Start of LISTED ENTRIES
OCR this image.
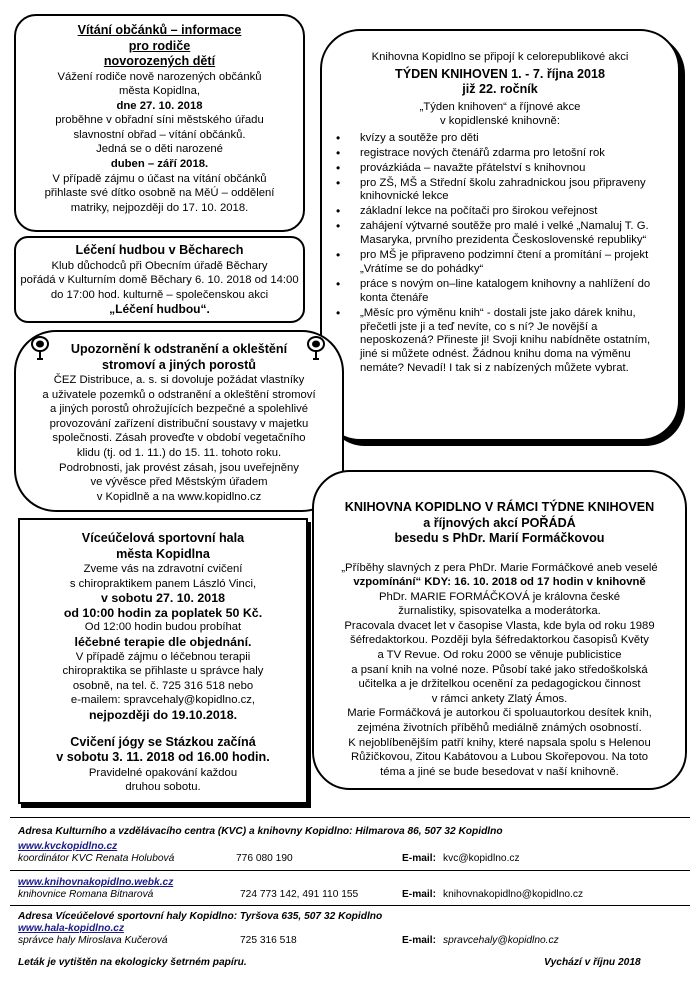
Vítání občánků – informace
pro rodiče
novorozených dětí

Vážení rodiče nově narozených občánků

města Kopidlna,

dne 27. 10. 2018

proběhne v obřadní síni městského úřadu

slavnostní obřad – vítání občánků.

Jedná se o děti narozené

duben – září 2018.

V případě zájmu o účast na vítání občánků

přihlaste své dítko osobně na MěÚ – oddělení

matriky, nejpozději do 17. 10. 2018.

Knihovna Kopidlno se připojí k celorepublikové akci
TÝDEN KNIHOVEN 1. - 7. října 2018
již 22. ročník

„Týden knihoven“ a říjnové akce

v kopidlenské knihovně:

• kvízy a soutěže pro děti
• registrace nových čtenářů zdarma pro letošní rok
• provázkiáda – navažte přátelství s knihovnou
• pro ZŠ, MŠ a Střední školu zahradnickou jsou připraveny knihovnické lekce
• základní lekce na počítači pro širokou veřejnost
• zahájení výtvarné soutěže pro malé i velké „Namaluj T. G. Masaryka, prvního prezidenta Československé republiky“
• pro MŠ je připraveno podzimní čtení a promítání – projekt „Vrátíme se do pohádky“
• práce s novým on–line katalogem knihovny a nahlížení do konta čtenáře
• „Měsíc pro výměnu knih“ - dostali jste jako dárek knihu, přečetli jste ji a teď nevíte, co s ní? Je novější a neposkozená? Přineste ji! Svoji knihu nabídněte ostatním, jiné si můžete odnést. Žádnou knihu doma na výměnu nemáte? Nevadí! I tak si z nabízených můžete vybrat.
Léčení hudbou v Běcharech

Klub důchodců při Obecním úřadě Běchary

pořádá v Kulturním domě Běchary 6. 10. 2018 od 14:00

do 17:00 hod. kulturně – společenskou akci

„Léčení hudbou“.

Upozornění k odstranění a okleštění
stromoví a jiných porostů

ČEZ Distribuce, a. s. si dovoluje požádat vlastníky

a uživatele pozemků o odstranění a okleštění stromoví

a jiných porostů ohrožujících bezpečné a spolehlivé

provozování zařízení distribuční soustavy v majetku

společnosti. Zásah proveďte v období vegetačního

klidu (tj. od 1. 11.) do 15. 11. tohoto roku.

Podrobnosti, jak provést zásah, jsou uveřejněny

ve vývěsce před Městským úřadem

v Kopidlně a na www.kopidlno.cz

Víceúčelová sportovní hala
města Kopidlna

Zveme vás na zdravotní cvičení

s chiropraktikem panem László Vinci,

v sobotu 27. 10. 2018

od 10:00 hodin za poplatek 50 Kč.

Od 12:00 hodin budou probíhat

léčebné terapie dle objednání.

V případě zájmu o léčebnou terapii

chiropraktika se přihlaste u správce haly

osobně, na tel. č. 725 316 518 nebo

e-mailem: spravcehaly@kopidlno.cz,

nejpozději do 19.10.2018.

Cvičení jógy se Stázkou začíná

v sobotu 3. 11. 2018 od 16.00 hodin.

Pravidelné opakování každou

druhou sobotu.

KNIHOVNA KOPIDLNO V RÁMCI TÝDNE KNIHOVEN
a říjnových akcí POŘÁDÁ
besedu s PhDr. Marií Formáčkovou

„Příběhy slavných z pera PhDr. Marie Formáčkové aneb veselé

vzpomínání“ KDY: 16. 10. 2018 od 17 hodin v knihovně

PhDr. MARIE FORMÁČKOVÁ je královna české

žurnalistiky, spisovatelka a moderátorka.

Pracovala dvacet let v časopise Vlasta, kde byla od roku 1989

šéfredaktorkou. Později byla šéfredaktorkou časopisů Květy

a TV Revue. Od roku 2000 se věnuje publicistice

a psaní knih na volné noze. Působí také jako středoškolská

učitelka a je držitelkou ocenění za pedagogickou činnost

v rámci ankety Zlatý Ámos.

Marie Formáčková je autorkou či spoluautorkou desítek knih,

zejména životních příběhů mediálně známých osobností.

K nejoblíbenějším patří knihy, které napsala spolu s Helenou

Růžičkovou, Zitou Kabátovou a Lubou Skořepovou. Na toto

téma a jiné se bude besedovat v naší knihovně.

Adresa Kulturního a vzdělávacího centra (KVC) a knihovny Kopidlno: Hilmarova 86, 507 32 Kopidlno
www.kvckopidlno.cz
koordinátor KVC Renata Holubová	776 080 190	E-mail: kvc@kopidlno.cz
www.knihovnakopidlno.webk.cz
knihovnice Romana Bitnarová	724 773 142, 491 110 155	E-mail: knihovnakopidlno@kopidlno.cz
Adresa Víceúčelové sportovní haly Kopidlno: Tyršova 635, 507 32 Kopidlno
www.hala-kopidlno.cz
správce haly Miroslava Kučerová	725 316 518	E-mail: spravcehaly@kopidlno.cz
Leták je vytištěn na ekologicky šetrném papíru.	Vychází v říjnu 2018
End of LISTED ENTRIES
AIM OF THE EXERCISE:
Print the records word for word and exclude any picture they hold.

FINAL RESULT:
OCR this image.
Vítání občánků – informace
pro rodiče
novorozených dětí

Vážení rodiče nově narozených občánků

města Kopidlna,

dne 27. 10. 2018

proběhne v obřadní síni městského úřadu

slavnostní obřad – vítání občánků.

Jedná se o děti narozené

duben – září 2018.

V případě zájmu o účast na vítání občánků

přihlaste své dítko osobně na MěÚ – oddělení

matriky, nejpozději do 17. 10. 2018.

Knihovna Kopidlno se připojí k celorepublikové akci
TÝDEN KNIHOVEN 1. - 7. října 2018
již 22. ročník

„Týden knihoven“ a říjnové akce

v kopidlenské knihovně:

• kvízy a soutěže pro děti
• registrace nových čtenářů zdarma pro letošní rok
• provázkiáda – navažte přátelství s knihovnou
• pro ZŠ, MŠ a Střední školu zahradnickou jsou připraveny knihovnické lekce
• základní lekce na počítači pro širokou veřejnost
• zahájení výtvarné soutěže pro malé i velké „Namaluj T. G. Masaryka, prvního prezidenta Československé republiky“
• pro MŠ je připraveno podzimní čtení a promítání – projekt „Vrátíme se do pohádky“
• práce s novým on–line katalogem knihovny a nahlížení do konta čtenáře
• „Měsíc pro výměnu knih“ - dostali jste jako dárek knihu, přečetli jste ji a teď nevíte, co s ní? Je novější a neposkozená? Přineste ji! Svoji knihu nabídněte ostatním, jiné si můžete odnést. Žádnou knihu doma na výměnu nemáte? Nevadí! I tak si z nabízených můžete vybrat.
Léčení hudbou v Běcharech

Klub důchodců při Obecním úřadě Běchary

pořádá v Kulturním domě Běchary 6. 10. 2018 od 14:00

do 17:00 hod. kulturně – společenskou akci

„Léčení hudbou“.

Upozornění k odstranění a okleštění
stromoví a jiných porostů

ČEZ Distribuce, a. s. si dovoluje požádat vlastníky

a uživatele pozemků o odstranění a okleštění stromoví

a jiných porostů ohrožujících bezpečné a spolehlivé

provozování zařízení distribuční soustavy v majetku

společnosti. Zásah proveďte v období vegetačního

klidu (tj. od 1. 11.) do 15. 11. tohoto roku.

Podrobnosti, jak provést zásah, jsou uveřejněny

ve vývěsce před Městským úřadem

v Kopidlně a na www.kopidlno.cz

Víceúčelová sportovní hala
města Kopidlna

Zveme vás na zdravotní cvičení

s chiropraktikem panem László Vinci,

v sobotu 27. 10. 2018

od 10:00 hodin za poplatek 50 Kč.

Od 12:00 hodin budou probíhat

léčebné terapie dle objednání.

V případě zájmu o léčebnou terapii

chiropraktika se přihlaste u správce haly

osobně, na tel. č. 725 316 518 nebo

e-mailem: spravcehaly@kopidlno.cz,

nejpozději do 19.10.2018.

Cvičení jógy se Stázkou začíná

v sobotu 3. 11. 2018 od 16.00 hodin.

Pravidelné opakování každou

druhou sobotu.

KNIHOVNA KOPIDLNO V RÁMCI TÝDNE KNIHOVEN
a říjnových akcí POŘÁDÁ
besedu s PhDr. Marií Formáčkovou

„Příběhy slavných z pera PhDr. Marie Formáčkové aneb veselé

vzpomínání“ KDY: 16. 10. 2018 od 17 hodin v knihovně

PhDr. MARIE FORMÁČKOVÁ je královna české

žurnalistiky, spisovatelka a moderátorka.

Pracovala dvacet let v časopise Vlasta, kde byla od roku 1989

šéfredaktorkou. Později byla šéfredaktorkou časopisů Květy

a TV Revue. Od roku 2000 se věnuje publicistice

a psaní knih na volné noze. Působí také jako středoškolská

učitelka a je držitelkou ocenění za pedagogickou činnost

v rámci ankety Zlatý Ámos.

Marie Formáčková je autorkou či spoluautorkou desítek knih,

zejména životních příběhů mediálně známých osobností.

K nejoblíbenějším patří knihy, které napsala spolu s Helenou

Růžičkovou, Zitou Kabátovou a Lubou Skořepovou. Na toto

téma a jiné se bude besedovat v naší knihovně.

Adresa Kulturního a vzdělávacího centra (KVC) a knihovny Kopidlno: Hilmarova 86, 507 32 Kopidlno
www.kvckopidlno.cz
koordinátor KVC Renata Holubová	776 080 190	E-mail: kvc@kopidlno.cz
www.knihovnakopidlno.webk.cz
knihovnice Romana Bitnarová	724 773 142, 491 110 155	E-mail: knihovnakopidlno@kopidlno.cz
Adresa Víceúčelové sportovní haly Kopidlno: Tyršova 635, 507 32 Kopidlno
www.hala-kopidlno.cz
správce haly Miroslava Kučerová	725 316 518	E-mail: spravcehaly@kopidlno.cz
Leták je vytištěn na ekologicky šetrném papíru.	Vychází v říjnu 2018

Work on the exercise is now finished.